• Aim: Below is some material; set it all down exactly, apart from the pictures.

• Stored records:
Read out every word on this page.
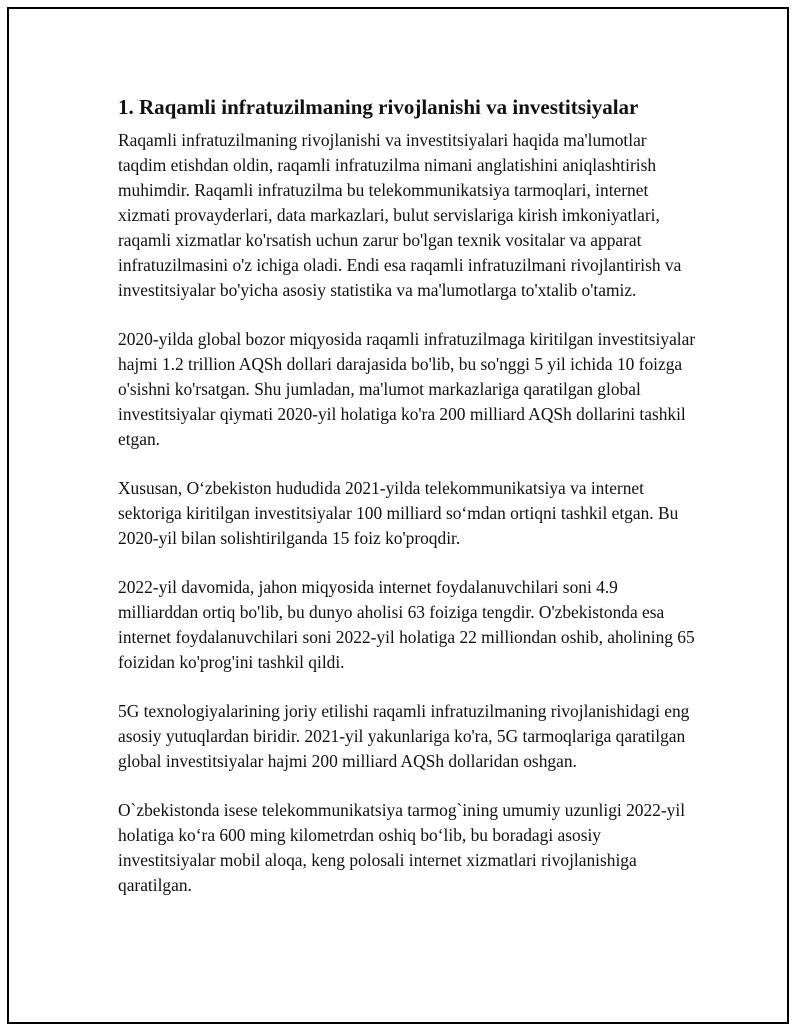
1. Raqamli infratuzilmaning rivojlanishi va investitsiyalar

Raqamli infratuzilmaning rivojlanishi va investitsiyalari haqida ma'lumotlar taqdim etishdan oldin, raqamli infratuzilma nimani anglatishini aniqlashtirish muhimdir. Raqamli infratuzilma bu telekommunikatsiya tarmoqlari, internet xizmati provayderlari, data markazlari, bulut servislariga kirish imkoniyatlari, raqamli xizmatlar ko'rsatish uchun zarur bo'lgan texnik vositalar va apparat infratuzilmasini o'z ichiga oladi. Endi esa raqamli infratuzilmani rivojlantirish va investitsiyalar bo'yicha asosiy statistika va ma'lumotlarga to'xtalib o'tamiz.

2020-yilda global bozor miqyosida raqamli infratuzilmaga kiritilgan investitsiyalar hajmi 1.2 trillion AQSh dollari darajasida bo'lib, bu so'nggi 5 yil ichida 10 foizga o'sishni ko'rsatgan. Shu jumladan, ma'lumot markazlariga qaratilgan global investitsiyalar qiymati 2020-yil holatiga ko'ra 200 milliard AQSh dollarini tashkil etgan.

Xususan, O‘zbekiston hududida 2021-yilda telekommunikatsiya va internet sektoriga kiritilgan investitsiyalar 100 milliard so‘mdan ortiqni tashkil etgan. Bu 2020-yil bilan solishtirilganda 15 foiz ko'proqdir.

2022-yil davomida, jahon miqyosida internet foydalanuvchilari soni 4.9 milliarddan ortiq bo'lib, bu dunyo aholisi 63 foiziga tengdir. O'zbekistonda esa internet foydalanuvchilari soni 2022-yil holatiga 22 milliondan oshib, aholining 65 foizidan ko'prog'ini tashkil qildi.

5G texnologiyalarining joriy etilishi raqamli infratuzilmaning rivojlanishidagi eng asosiy yutuqlardan biridir. 2021-yil yakunlariga ko'ra, 5G tarmoqlariga qaratilgan global investitsiyalar hajmi 200 milliard AQSh dollaridan oshgan.

O`zbekistonda isese telekommunikatsiya tarmog`ining umumiy uzunligi 2022-yil holatiga ko‘ra 600 ming kilometrdan oshiq bo‘lib, bu boradagi asosiy investitsiyalar mobil aloqa, keng polosali internet xizmatlari rivojlanishiga qaratilgan.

• Answer:
Read out every word on this page.
1. Raqamli infratuzilmaning rivojlanishi va investitsiyalar

Raqamli infratuzilmaning rivojlanishi va investitsiyalari haqida ma'lumotlar taqdim etishdan oldin, raqamli infratuzilma nimani anglatishini aniqlashtirish muhimdir. Raqamli infratuzilma bu telekommunikatsiya tarmoqlari, internet xizmati provayderlari, data markazlari, bulut servislariga kirish imkoniyatlari, raqamli xizmatlar ko'rsatish uchun zarur bo'lgan texnik vositalar va apparat infratuzilmasini o'z ichiga oladi. Endi esa raqamli infratuzilmani rivojlantirish va investitsiyalar bo'yicha asosiy statistika va ma'lumotlarga to'xtalib o'tamiz.

2020-yilda global bozor miqyosida raqamli infratuzilmaga kiritilgan investitsiyalar hajmi 1.2 trillion AQSh dollari darajasida bo'lib, bu so'nggi 5 yil ichida 10 foizga o'sishni ko'rsatgan. Shu jumladan, ma'lumot markazlariga qaratilgan global investitsiyalar qiymati 2020-yil holatiga ko'ra 200 milliard AQSh dollarini tashkil etgan.

Xususan, O‘zbekiston hududida 2021-yilda telekommunikatsiya va internet sektoriga kiritilgan investitsiyalar 100 milliard so‘mdan ortiqni tashkil etgan. Bu 2020-yil bilan solishtirilganda 15 foiz ko'proqdir.

2022-yil davomida, jahon miqyosida internet foydalanuvchilari soni 4.9 milliarddan ortiq bo'lib, bu dunyo aholisi 63 foiziga tengdir. O'zbekistonda esa internet foydalanuvchilari soni 2022-yil holatiga 22 milliondan oshib, aholining 65 foizidan ko'prog'ini tashkil qildi.

5G texnologiyalarining joriy etilishi raqamli infratuzilmaning rivojlanishidagi eng asosiy yutuqlardan biridir. 2021-yil yakunlariga ko'ra, 5G tarmoqlariga qaratilgan global investitsiyalar hajmi 200 milliard AQSh dollaridan oshgan.

O`zbekistonda isese telekommunikatsiya tarmog`ining umumiy uzunligi 2022-yil holatiga ko‘ra 600 ming kilometrdan oshiq bo‘lib, bu boradagi asosiy investitsiyalar mobil aloqa, keng polosali internet xizmatlari rivojlanishiga qaratilgan.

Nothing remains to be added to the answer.